▶ Exercise goal:
Give back the full listing verbatim, apart from its images.

▶ Listed entries:

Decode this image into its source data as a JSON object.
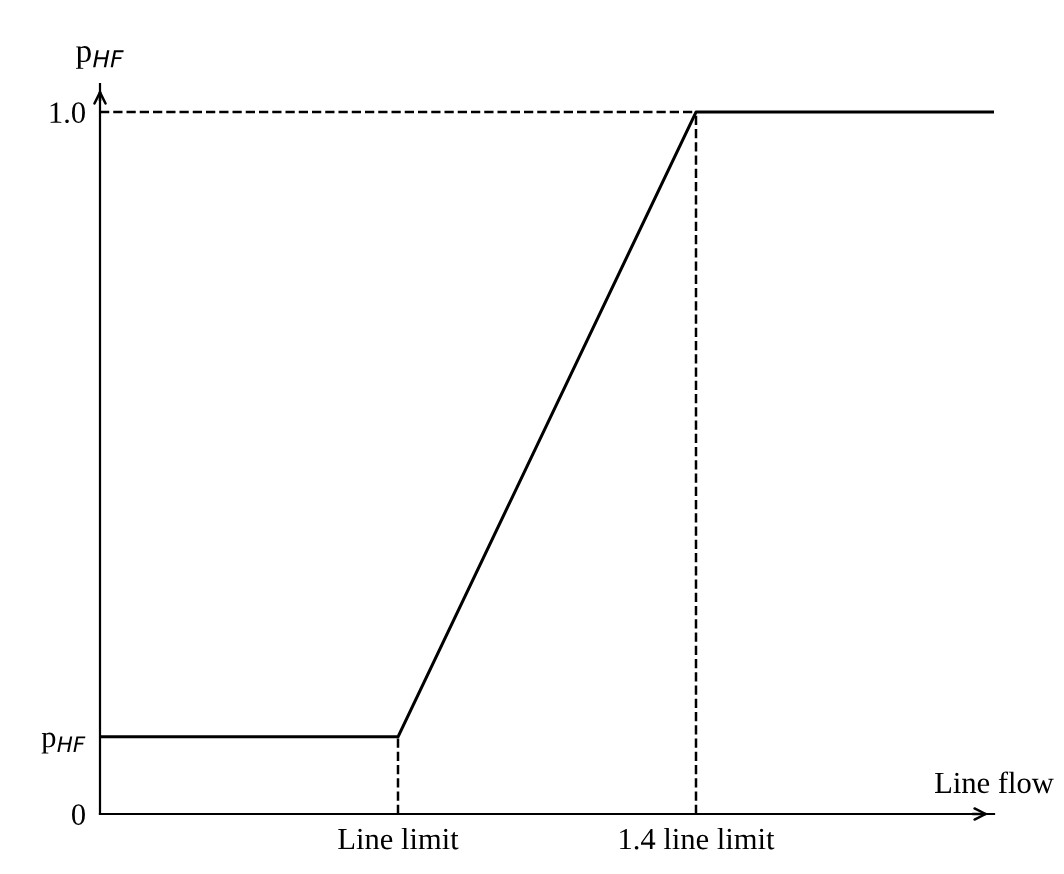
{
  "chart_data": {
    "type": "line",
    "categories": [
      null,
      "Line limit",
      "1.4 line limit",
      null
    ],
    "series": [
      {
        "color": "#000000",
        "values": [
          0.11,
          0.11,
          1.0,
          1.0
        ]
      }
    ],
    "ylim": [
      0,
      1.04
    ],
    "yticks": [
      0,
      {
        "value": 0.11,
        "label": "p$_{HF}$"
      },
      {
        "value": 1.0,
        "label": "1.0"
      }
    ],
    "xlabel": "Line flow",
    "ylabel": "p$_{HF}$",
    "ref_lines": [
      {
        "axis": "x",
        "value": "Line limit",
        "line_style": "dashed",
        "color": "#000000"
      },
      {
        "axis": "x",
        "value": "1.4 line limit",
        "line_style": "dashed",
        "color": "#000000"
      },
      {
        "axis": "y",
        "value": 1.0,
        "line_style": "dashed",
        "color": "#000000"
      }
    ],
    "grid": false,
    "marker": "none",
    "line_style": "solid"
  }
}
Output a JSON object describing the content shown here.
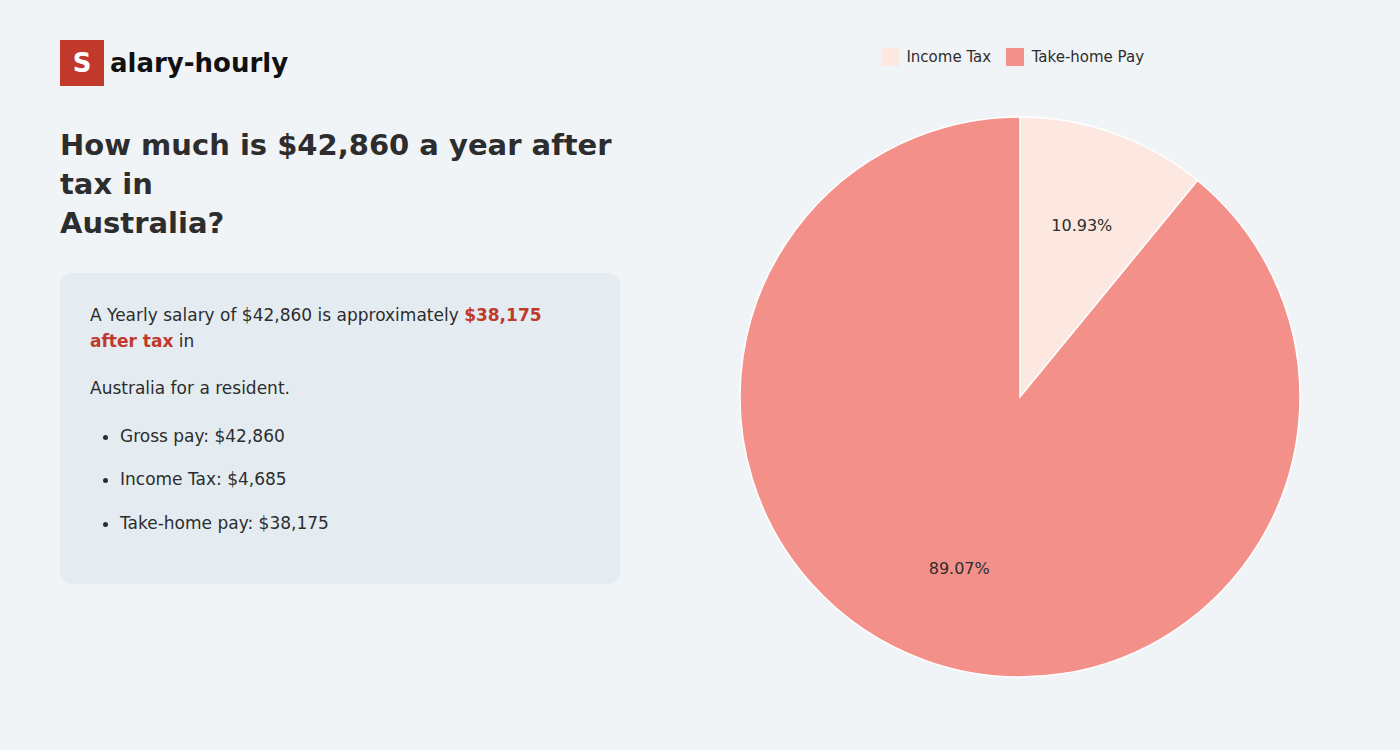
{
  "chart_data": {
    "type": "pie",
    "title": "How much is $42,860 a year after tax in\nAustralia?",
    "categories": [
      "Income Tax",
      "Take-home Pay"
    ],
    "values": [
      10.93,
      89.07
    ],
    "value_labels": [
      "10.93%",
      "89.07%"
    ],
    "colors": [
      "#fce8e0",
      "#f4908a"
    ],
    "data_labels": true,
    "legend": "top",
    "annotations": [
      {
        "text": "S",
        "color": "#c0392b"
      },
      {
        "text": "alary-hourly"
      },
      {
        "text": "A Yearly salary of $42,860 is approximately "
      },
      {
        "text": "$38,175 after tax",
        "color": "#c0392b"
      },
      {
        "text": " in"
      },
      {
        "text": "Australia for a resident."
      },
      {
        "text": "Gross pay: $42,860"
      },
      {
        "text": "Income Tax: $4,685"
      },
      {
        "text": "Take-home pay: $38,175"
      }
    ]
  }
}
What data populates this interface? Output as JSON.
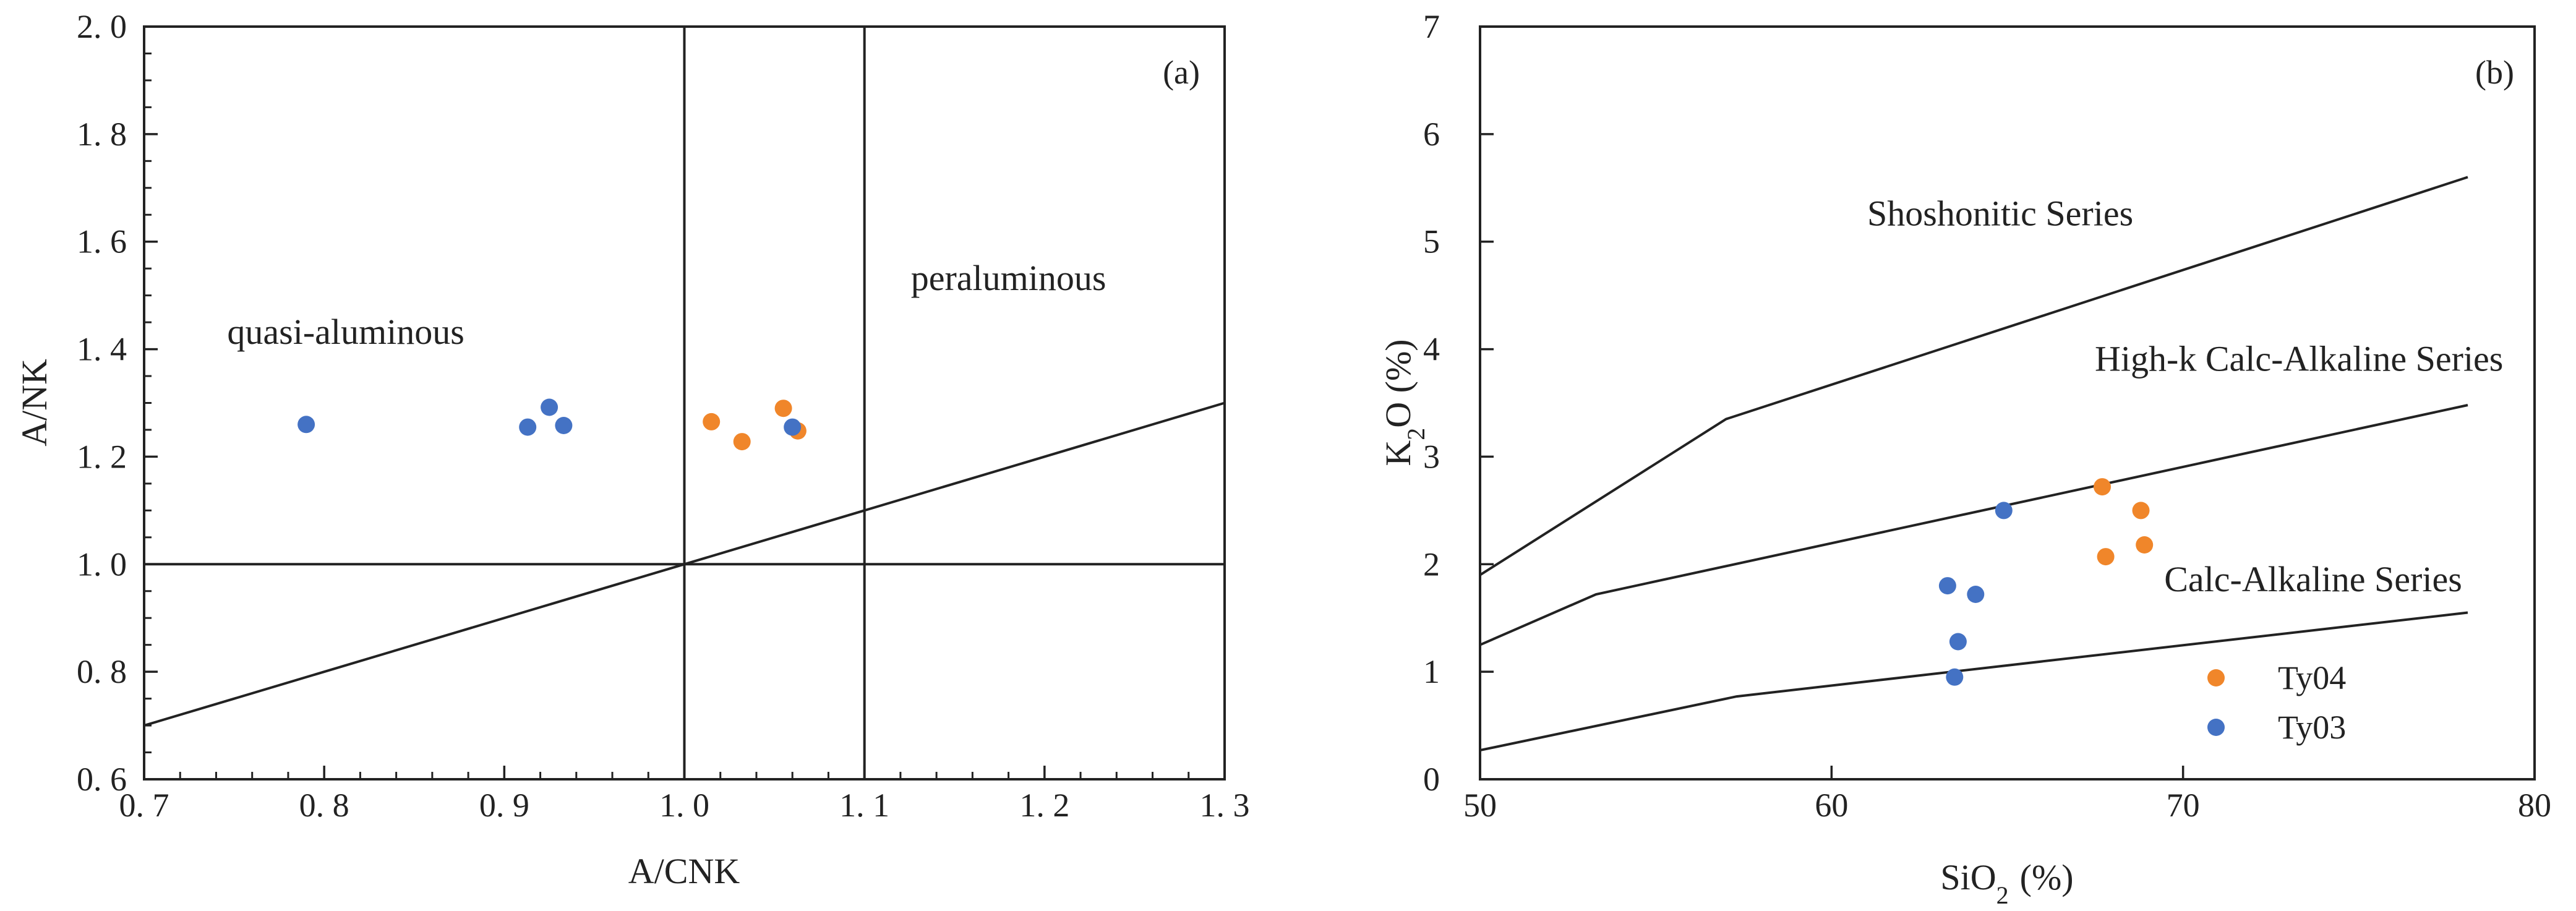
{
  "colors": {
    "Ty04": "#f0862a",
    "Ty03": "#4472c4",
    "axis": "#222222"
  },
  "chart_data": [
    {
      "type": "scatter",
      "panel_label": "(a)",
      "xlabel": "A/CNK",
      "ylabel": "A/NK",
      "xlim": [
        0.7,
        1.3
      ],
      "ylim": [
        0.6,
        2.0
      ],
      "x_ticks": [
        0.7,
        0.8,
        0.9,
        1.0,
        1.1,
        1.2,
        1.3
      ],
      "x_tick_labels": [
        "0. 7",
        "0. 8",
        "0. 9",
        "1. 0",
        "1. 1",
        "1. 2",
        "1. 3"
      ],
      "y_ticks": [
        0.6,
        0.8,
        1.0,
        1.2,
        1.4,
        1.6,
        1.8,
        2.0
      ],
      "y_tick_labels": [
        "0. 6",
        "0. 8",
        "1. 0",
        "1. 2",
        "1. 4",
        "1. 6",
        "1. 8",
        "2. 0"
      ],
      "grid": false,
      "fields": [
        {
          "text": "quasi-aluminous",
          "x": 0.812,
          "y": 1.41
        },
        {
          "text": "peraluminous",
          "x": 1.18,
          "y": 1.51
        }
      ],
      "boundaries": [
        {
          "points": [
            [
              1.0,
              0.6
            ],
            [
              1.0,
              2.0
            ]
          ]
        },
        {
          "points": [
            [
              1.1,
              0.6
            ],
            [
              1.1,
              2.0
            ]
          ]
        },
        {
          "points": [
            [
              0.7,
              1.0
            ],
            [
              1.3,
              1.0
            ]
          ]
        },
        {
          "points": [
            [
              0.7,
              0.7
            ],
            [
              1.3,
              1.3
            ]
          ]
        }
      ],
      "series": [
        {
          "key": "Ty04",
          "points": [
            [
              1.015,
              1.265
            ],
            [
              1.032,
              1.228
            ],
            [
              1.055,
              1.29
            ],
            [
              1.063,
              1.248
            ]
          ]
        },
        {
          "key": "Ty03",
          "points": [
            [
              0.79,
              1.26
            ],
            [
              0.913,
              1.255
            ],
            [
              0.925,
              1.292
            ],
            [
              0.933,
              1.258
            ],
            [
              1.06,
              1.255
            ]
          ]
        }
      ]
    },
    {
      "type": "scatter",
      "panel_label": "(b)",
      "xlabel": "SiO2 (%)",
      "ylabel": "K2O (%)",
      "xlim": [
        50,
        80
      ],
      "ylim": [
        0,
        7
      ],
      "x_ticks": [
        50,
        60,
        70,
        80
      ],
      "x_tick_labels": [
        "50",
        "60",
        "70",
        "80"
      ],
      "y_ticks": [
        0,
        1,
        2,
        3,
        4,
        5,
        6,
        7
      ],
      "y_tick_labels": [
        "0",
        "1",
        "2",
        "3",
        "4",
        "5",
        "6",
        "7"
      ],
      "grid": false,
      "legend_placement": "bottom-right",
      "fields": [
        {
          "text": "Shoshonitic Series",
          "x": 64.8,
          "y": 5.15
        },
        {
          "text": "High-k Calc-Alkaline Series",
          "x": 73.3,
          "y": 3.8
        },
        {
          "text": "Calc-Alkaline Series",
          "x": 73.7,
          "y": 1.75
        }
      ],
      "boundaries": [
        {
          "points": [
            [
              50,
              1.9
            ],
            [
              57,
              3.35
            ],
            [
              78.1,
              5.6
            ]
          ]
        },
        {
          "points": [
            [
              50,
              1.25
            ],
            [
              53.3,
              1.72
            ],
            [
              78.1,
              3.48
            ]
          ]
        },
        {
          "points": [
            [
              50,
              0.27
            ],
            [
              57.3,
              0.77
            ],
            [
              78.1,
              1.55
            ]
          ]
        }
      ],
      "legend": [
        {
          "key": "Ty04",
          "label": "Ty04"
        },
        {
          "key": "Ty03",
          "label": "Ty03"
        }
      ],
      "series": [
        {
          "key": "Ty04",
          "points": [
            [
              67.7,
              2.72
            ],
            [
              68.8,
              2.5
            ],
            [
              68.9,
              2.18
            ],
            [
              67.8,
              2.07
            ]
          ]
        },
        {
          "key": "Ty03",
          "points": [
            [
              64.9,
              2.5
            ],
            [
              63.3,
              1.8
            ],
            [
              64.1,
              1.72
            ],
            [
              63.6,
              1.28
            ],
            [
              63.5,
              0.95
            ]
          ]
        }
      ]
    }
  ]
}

▶ Answer in full:
Decode this image into its source data as a JSON object.
{
  "chart_data": {
    "type": "line",
    "categories": [
      null,
      "Line limit",
      "1.4 line limit",
      null
    ],
    "series": [
      {
        "color": "#000000",
        "values": [
          0.11,
          0.11,
          1.0,
          1.0
        ]
      }
    ],
    "ylim": [
      0,
      1.04
    ],
    "yticks": [
      0,
      {
        "value": 0.11,
        "label": "p$_{HF}$"
      },
      {
        "value": 1.0,
        "label": "1.0"
      }
    ],
    "xlabel": "Line flow",
    "ylabel": "p$_{HF}$",
    "ref_lines": [
      {
        "axis": "x",
        "value": "Line limit",
        "line_style": "dashed",
        "color": "#000000"
      },
      {
        "axis": "x",
        "value": "1.4 line limit",
        "line_style": "dashed",
        "color": "#000000"
      },
      {
        "axis": "y",
        "value": 1.0,
        "line_style": "dashed",
        "color": "#000000"
      }
    ],
    "grid": false,
    "marker": "none",
    "line_style": "solid"
  }
}
Output a JSON object describing the content shown here.
{
  "chart_data": {
    "type": "pie",
    "title": "How much is $42,860 a year after tax in\nAustralia?",
    "categories": [
      "Income Tax",
      "Take-home Pay"
    ],
    "values": [
      10.93,
      89.07
    ],
    "value_labels": [
      "10.93%",
      "89.07%"
    ],
    "colors": [
      "#fce8e0",
      "#f4908a"
    ],
    "data_labels": true,
    "legend": "top",
    "annotations": [
      {
        "text": "S",
        "color": "#c0392b"
      },
      {
        "text": "alary-hourly"
      },
      {
        "text": "A Yearly salary of $42,860 is approximately "
      },
      {
        "text": "$38,175 after tax",
        "color": "#c0392b"
      },
      {
        "text": " in"
      },
      {
        "text": "Australia for a resident."
      },
      {
        "text": "Gross pay: $42,860"
      },
      {
        "text": "Income Tax: $4,685"
      },
      {
        "text": "Take-home pay: $38,175"
      }
    ]
  }
}
What data populates this interface? Output as JSON.
{
  "colors": {
    "Ty04": "#f0862a",
    "Ty03": "#4472c4",
    "axis": "#222222"
  },
  "chart_data": [
    {
      "type": "scatter",
      "panel_label": "(a)",
      "xlabel": "A/CNK",
      "ylabel": "A/NK",
      "xlim": [
        0.7,
        1.3
      ],
      "ylim": [
        0.6,
        2.0
      ],
      "x_ticks": [
        0.7,
        0.8,
        0.9,
        1.0,
        1.1,
        1.2,
        1.3
      ],
      "x_tick_labels": [
        "0. 7",
        "0. 8",
        "0. 9",
        "1. 0",
        "1. 1",
        "1. 2",
        "1. 3"
      ],
      "y_ticks": [
        0.6,
        0.8,
        1.0,
        1.2,
        1.4,
        1.6,
        1.8,
        2.0
      ],
      "y_tick_labels": [
        "0. 6",
        "0. 8",
        "1. 0",
        "1. 2",
        "1. 4",
        "1. 6",
        "1. 8",
        "2. 0"
      ],
      "grid": false,
      "fields": [
        {
          "text": "quasi-aluminous",
          "x": 0.812,
          "y": 1.41
        },
        {
          "text": "peraluminous",
          "x": 1.18,
          "y": 1.51
        }
      ],
      "boundaries": [
        {
          "points": [
            [
              1.0,
              0.6
            ],
            [
              1.0,
              2.0
            ]
          ]
        },
        {
          "points": [
            [
              1.1,
              0.6
            ],
            [
              1.1,
              2.0
            ]
          ]
        },
        {
          "points": [
            [
              0.7,
              1.0
            ],
            [
              1.3,
              1.0
            ]
          ]
        },
        {
          "points": [
            [
              0.7,
              0.7
            ],
            [
              1.3,
              1.3
            ]
          ]
        }
      ],
      "series": [
        {
          "key": "Ty04",
          "points": [
            [
              1.015,
              1.265
            ],
            [
              1.032,
              1.228
            ],
            [
              1.055,
              1.29
            ],
            [
              1.063,
              1.248
            ]
          ]
        },
        {
          "key": "Ty03",
          "points": [
            [
              0.79,
              1.26
            ],
            [
              0.913,
              1.255
            ],
            [
              0.925,
              1.292
            ],
            [
              0.933,
              1.258
            ],
            [
              1.06,
              1.255
            ]
          ]
        }
      ]
    },
    {
      "type": "scatter",
      "panel_label": "(b)",
      "xlabel": "SiO2 (%)",
      "ylabel": "K2O (%)",
      "xlim": [
        50,
        80
      ],
      "ylim": [
        0,
        7
      ],
      "x_ticks": [
        50,
        60,
        70,
        80
      ],
      "x_tick_labels": [
        "50",
        "60",
        "70",
        "80"
      ],
      "y_ticks": [
        0,
        1,
        2,
        3,
        4,
        5,
        6,
        7
      ],
      "y_tick_labels": [
        "0",
        "1",
        "2",
        "3",
        "4",
        "5",
        "6",
        "7"
      ],
      "grid": false,
      "legend_placement": "bottom-right",
      "fields": [
        {
          "text": "Shoshonitic Series",
          "x": 64.8,
          "y": 5.15
        },
        {
          "text": "High-k Calc-Alkaline Series",
          "x": 73.3,
          "y": 3.8
        },
        {
          "text": "Calc-Alkaline Series",
          "x": 73.7,
          "y": 1.75
        }
      ],
      "boundaries": [
        {
          "points": [
            [
              50,
              1.9
            ],
            [
              57,
              3.35
            ],
            [
              78.1,
              5.6
            ]
          ]
        },
        {
          "points": [
            [
              50,
              1.25
            ],
            [
              53.3,
              1.72
            ],
            [
              78.1,
              3.48
            ]
          ]
        },
        {
          "points": [
            [
              50,
              0.27
            ],
            [
              57.3,
              0.77
            ],
            [
              78.1,
              1.55
            ]
          ]
        }
      ],
      "legend": [
        {
          "key": "Ty04",
          "label": "Ty04"
        },
        {
          "key": "Ty03",
          "label": "Ty03"
        }
      ],
      "series": [
        {
          "key": "Ty04",
          "points": [
            [
              67.7,
              2.72
            ],
            [
              68.8,
              2.5
            ],
            [
              68.9,
              2.18
            ],
            [
              67.8,
              2.07
            ]
          ]
        },
        {
          "key": "Ty03",
          "points": [
            [
              64.9,
              2.5
            ],
            [
              63.3,
              1.8
            ],
            [
              64.1,
              1.72
            ],
            [
              63.6,
              1.28
            ],
            [
              63.5,
              0.95
            ]
          ]
        }
      ]
    }
  ]
}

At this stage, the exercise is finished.